→ **Stated problem**: Give the number of lines in the listing that hold the word "varphi". Write nothing but that number.

>>>

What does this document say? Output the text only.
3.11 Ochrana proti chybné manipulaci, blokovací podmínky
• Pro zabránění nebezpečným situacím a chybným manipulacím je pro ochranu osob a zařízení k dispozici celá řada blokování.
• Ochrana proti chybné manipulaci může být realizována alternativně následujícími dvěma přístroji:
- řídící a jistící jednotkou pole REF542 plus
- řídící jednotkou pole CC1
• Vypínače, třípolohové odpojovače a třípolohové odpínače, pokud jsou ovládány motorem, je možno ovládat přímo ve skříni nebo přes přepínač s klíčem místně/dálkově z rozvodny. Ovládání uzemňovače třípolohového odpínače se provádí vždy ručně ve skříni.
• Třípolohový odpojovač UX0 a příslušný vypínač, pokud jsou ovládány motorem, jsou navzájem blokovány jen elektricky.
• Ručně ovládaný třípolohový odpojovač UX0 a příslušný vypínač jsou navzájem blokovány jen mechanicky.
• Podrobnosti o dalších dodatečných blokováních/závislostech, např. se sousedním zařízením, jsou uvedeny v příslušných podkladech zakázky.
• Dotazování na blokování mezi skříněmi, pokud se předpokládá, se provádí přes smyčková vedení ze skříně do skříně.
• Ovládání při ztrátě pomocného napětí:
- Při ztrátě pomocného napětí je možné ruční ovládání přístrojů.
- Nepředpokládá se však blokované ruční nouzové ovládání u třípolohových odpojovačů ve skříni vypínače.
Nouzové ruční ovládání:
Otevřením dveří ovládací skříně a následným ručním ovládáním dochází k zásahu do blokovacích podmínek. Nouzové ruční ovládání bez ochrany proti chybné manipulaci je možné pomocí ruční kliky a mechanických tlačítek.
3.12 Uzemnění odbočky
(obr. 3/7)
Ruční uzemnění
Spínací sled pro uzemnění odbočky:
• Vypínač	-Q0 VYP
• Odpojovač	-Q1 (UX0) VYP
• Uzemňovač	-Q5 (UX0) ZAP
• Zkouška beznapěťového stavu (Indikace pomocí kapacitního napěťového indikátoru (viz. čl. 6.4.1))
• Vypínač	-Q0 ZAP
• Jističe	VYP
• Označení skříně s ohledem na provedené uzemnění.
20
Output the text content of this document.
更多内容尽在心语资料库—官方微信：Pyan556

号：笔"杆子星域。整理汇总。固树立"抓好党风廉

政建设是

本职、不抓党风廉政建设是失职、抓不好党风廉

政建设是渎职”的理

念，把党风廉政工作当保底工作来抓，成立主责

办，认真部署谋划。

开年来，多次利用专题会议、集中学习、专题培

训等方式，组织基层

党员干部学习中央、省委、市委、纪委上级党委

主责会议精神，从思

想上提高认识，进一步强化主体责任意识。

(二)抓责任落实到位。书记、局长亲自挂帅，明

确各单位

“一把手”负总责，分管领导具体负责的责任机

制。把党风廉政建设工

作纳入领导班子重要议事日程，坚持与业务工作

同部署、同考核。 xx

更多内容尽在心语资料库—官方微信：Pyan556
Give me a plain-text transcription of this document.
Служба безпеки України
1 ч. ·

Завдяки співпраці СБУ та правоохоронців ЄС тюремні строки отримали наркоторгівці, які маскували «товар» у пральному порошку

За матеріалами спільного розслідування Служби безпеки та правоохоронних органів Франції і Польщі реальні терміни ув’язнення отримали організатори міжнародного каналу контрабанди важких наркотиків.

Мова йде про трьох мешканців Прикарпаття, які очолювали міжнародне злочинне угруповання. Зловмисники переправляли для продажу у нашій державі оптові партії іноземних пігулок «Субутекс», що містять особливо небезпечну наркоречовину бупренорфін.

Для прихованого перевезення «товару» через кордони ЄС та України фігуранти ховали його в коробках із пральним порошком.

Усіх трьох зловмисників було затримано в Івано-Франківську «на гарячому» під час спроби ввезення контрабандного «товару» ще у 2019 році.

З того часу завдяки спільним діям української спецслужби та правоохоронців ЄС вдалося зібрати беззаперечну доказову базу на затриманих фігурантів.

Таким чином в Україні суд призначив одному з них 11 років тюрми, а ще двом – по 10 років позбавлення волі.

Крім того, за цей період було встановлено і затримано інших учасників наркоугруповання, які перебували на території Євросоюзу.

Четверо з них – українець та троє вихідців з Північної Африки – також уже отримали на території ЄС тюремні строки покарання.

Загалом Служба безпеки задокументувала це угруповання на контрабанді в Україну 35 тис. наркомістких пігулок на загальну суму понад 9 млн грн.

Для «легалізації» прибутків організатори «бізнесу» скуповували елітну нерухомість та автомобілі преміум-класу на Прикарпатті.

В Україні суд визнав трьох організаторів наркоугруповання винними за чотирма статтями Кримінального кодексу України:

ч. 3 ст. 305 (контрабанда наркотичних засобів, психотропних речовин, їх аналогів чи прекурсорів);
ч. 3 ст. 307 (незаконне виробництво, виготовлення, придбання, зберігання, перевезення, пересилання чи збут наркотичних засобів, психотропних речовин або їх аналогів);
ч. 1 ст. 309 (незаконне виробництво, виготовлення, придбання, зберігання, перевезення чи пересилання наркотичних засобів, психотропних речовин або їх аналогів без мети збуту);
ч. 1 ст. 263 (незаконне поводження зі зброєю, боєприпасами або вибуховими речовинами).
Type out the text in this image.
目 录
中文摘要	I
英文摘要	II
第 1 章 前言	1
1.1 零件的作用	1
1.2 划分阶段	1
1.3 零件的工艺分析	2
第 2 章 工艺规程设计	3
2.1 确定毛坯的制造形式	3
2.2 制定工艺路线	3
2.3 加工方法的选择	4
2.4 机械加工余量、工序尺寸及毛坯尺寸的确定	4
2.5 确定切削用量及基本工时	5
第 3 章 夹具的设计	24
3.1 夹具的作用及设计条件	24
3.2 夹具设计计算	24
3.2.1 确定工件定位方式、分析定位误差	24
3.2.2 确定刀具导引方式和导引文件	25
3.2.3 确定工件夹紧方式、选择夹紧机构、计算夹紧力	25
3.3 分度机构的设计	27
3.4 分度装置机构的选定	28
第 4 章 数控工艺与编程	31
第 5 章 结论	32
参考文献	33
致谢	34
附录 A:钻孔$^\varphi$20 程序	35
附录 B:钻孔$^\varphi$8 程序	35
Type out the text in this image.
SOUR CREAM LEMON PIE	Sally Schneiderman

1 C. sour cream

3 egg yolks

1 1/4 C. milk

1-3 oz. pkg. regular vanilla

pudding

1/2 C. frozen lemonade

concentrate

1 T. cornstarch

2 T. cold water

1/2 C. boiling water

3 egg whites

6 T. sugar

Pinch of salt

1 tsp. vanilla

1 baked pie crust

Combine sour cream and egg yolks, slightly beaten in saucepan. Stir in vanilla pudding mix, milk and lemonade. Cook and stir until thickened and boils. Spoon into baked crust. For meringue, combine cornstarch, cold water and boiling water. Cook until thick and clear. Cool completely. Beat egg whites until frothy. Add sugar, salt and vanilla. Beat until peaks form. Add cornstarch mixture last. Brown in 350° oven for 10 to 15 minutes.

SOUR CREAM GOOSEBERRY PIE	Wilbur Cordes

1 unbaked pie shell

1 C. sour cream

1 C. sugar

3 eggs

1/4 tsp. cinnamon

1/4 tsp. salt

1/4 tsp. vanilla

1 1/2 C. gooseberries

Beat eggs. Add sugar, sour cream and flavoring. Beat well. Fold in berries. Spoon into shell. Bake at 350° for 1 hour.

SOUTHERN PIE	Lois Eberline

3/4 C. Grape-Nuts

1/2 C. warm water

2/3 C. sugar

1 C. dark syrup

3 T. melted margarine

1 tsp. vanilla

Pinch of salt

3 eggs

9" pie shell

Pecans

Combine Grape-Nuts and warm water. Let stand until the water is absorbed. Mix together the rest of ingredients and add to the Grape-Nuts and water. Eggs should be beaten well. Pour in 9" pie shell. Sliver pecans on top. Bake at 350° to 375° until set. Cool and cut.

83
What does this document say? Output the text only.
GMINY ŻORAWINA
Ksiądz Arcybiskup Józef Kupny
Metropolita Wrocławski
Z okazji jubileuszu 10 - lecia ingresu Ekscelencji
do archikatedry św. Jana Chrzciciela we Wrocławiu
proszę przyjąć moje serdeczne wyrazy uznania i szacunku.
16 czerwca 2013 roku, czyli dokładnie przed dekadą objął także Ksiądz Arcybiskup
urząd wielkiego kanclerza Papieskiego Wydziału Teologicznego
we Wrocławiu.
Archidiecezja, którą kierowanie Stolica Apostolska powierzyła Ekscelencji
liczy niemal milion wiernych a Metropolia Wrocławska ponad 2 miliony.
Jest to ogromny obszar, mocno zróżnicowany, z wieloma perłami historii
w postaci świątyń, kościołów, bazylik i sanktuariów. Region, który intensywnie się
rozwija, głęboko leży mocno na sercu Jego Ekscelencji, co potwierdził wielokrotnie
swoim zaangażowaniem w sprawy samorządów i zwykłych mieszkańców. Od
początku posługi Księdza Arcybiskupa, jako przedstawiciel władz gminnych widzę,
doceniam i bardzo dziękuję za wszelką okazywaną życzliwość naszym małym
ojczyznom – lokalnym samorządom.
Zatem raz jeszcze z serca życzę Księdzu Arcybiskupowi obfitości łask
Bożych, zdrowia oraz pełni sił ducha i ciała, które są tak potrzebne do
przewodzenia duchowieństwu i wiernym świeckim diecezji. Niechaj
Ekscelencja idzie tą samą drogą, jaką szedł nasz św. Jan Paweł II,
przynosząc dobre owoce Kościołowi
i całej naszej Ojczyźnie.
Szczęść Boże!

<<<

→ **Task solution**: 2